• EXERCISE BRIEF: Copy, from the entries below, each line in which the string "none" appears.

[Saved data entries]
::::
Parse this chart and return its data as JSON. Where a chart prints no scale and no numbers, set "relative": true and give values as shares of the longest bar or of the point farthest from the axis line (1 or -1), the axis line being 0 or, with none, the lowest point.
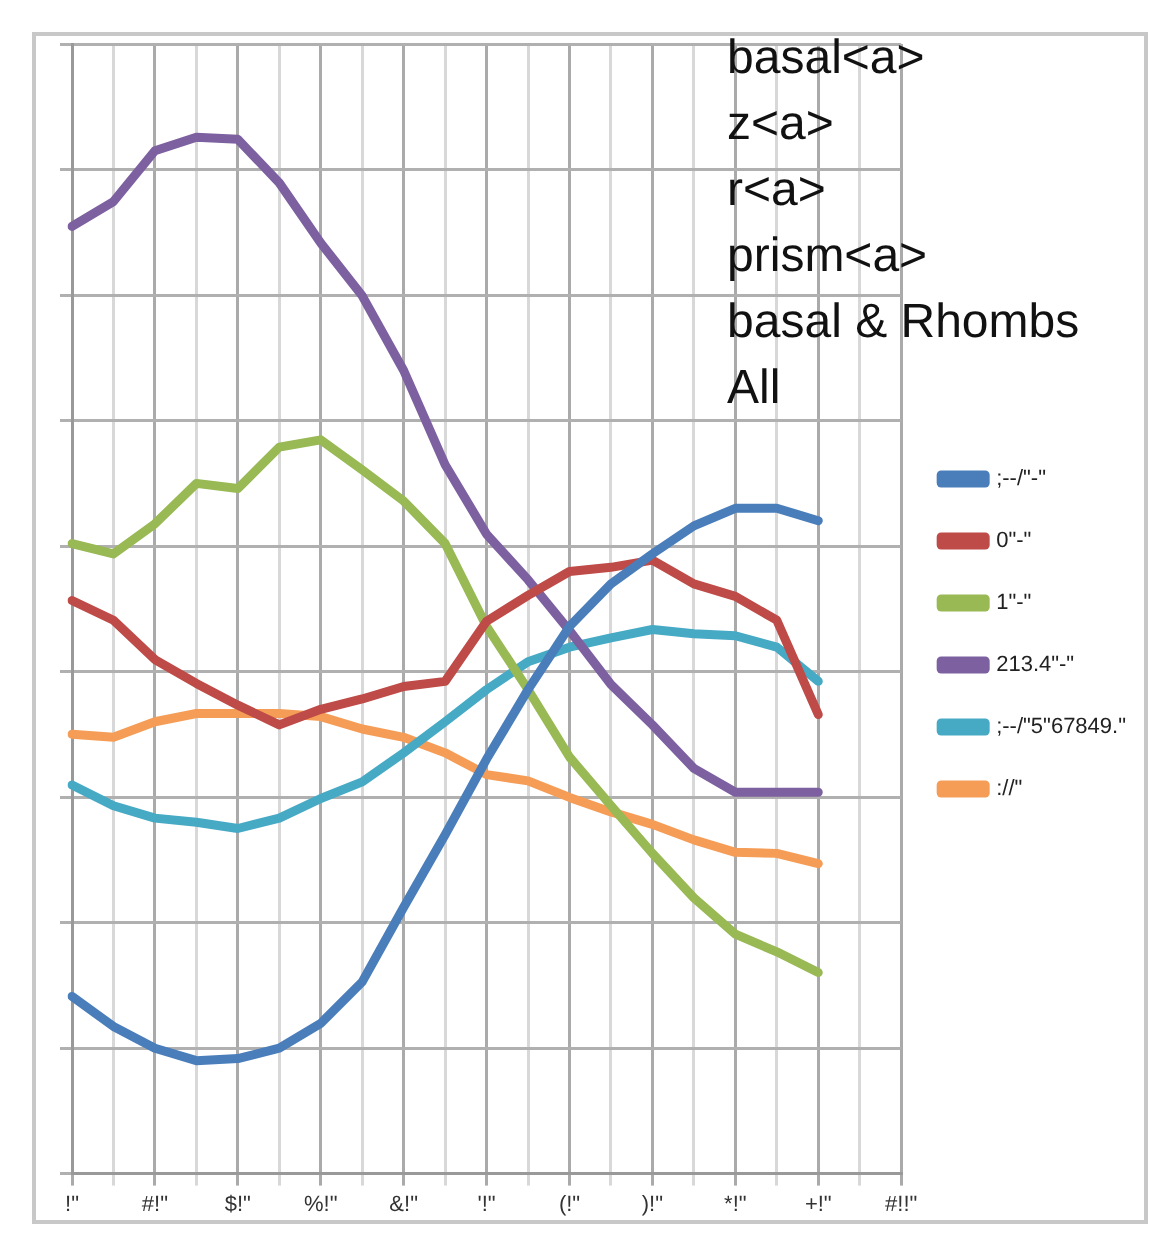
{
  "chart_data": {
    "type": "line",
    "relative": true,
    "categories": [
      "!\"",
      null,
      "#!\"",
      null,
      "$!\"",
      null,
      "%!\"",
      null,
      "&!\"",
      null,
      "'!\"",
      null,
      "(!\"",
      null,
      ")!\"",
      null,
      "*!\"",
      null,
      "+!\"",
      null,
      "#!!\""
    ],
    "series": [
      {
        "name": ";--/\"-\"",
        "color": "#4a7ebb",
        "values": [
          0.171,
          0.142,
          0.121,
          0.109,
          0.111,
          0.121,
          0.145,
          0.185,
          0.257,
          0.327,
          0.4,
          0.467,
          0.528,
          0.569,
          0.598,
          0.625,
          0.642,
          0.642,
          0.63,
          null,
          null
        ]
      },
      {
        "name": "0\"-\"",
        "color": "#be4b48",
        "values": [
          0.553,
          0.534,
          0.496,
          0.473,
          0.452,
          0.433,
          0.448,
          0.458,
          0.47,
          0.475,
          0.533,
          0.558,
          0.581,
          0.585,
          0.592,
          0.569,
          0.557,
          0.534,
          0.443,
          null,
          null
        ]
      },
      {
        "name": "1\"-\"",
        "color": "#98b954",
        "values": [
          0.608,
          0.598,
          0.627,
          0.666,
          0.661,
          0.701,
          0.708,
          0.679,
          0.649,
          0.608,
          0.528,
          0.467,
          0.402,
          0.355,
          0.309,
          0.266,
          0.231,
          0.214,
          0.194,
          null,
          null
        ]
      },
      {
        "name": "213.4\"-\"",
        "color": "#7d60a0",
        "values": [
          0.914,
          0.938,
          0.987,
          1,
          0.998,
          0.956,
          0.898,
          0.847,
          0.775,
          0.684,
          0.617,
          0.573,
          0.524,
          0.472,
          0.433,
          0.391,
          0.368,
          0.368,
          0.368,
          null,
          null
        ]
      },
      {
        "name": ";--/\"5\"67849.\"",
        "color": "#46aac5",
        "values": [
          0.375,
          0.355,
          0.343,
          0.339,
          0.333,
          0.343,
          0.362,
          0.378,
          0.406,
          0.436,
          0.467,
          0.494,
          0.508,
          0.517,
          0.525,
          0.521,
          0.519,
          0.508,
          0.475,
          null,
          null
        ]
      },
      {
        "name": "://\"",
        "color": "#f59d56",
        "values": [
          0.424,
          0.421,
          0.436,
          0.444,
          0.444,
          0.444,
          0.441,
          0.429,
          0.421,
          0.406,
          0.385,
          0.379,
          0.363,
          0.349,
          0.337,
          0.322,
          0.31,
          0.309,
          0.299,
          null,
          null
        ]
      }
    ],
    "annotations": [
      "basal<a>",
      "z<a>",
      "r<a>",
      "prism<a>",
      "basal & Rhombs",
      "All"
    ],
    "grid": true,
    "legend": "right",
    "marker": "none",
    "line_style": "solid"
  }
}
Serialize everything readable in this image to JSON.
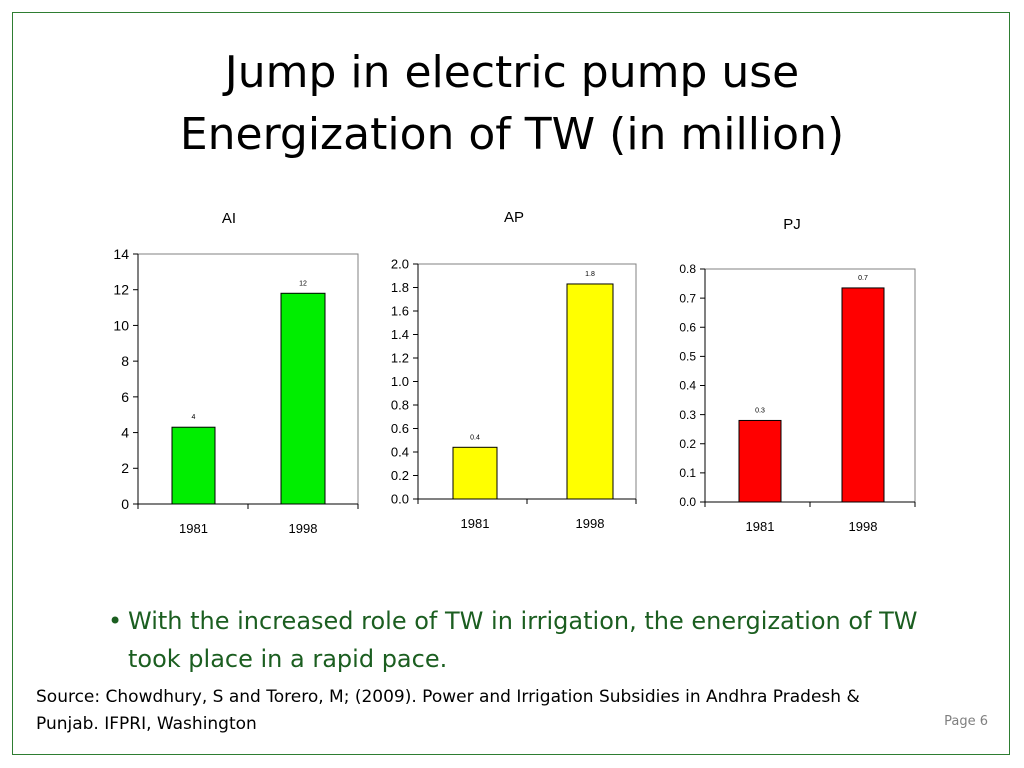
::::
• EXERCISE RESULT:
Parse this chart and return its data as JSON. Where a chart prints no scale and no numbers, set "relative": true and give values as shares of the longest bar or of the point farthest from the axis line (1 or -1), the axis line being 0 or, with none, the lowest point.
    "marker": "none",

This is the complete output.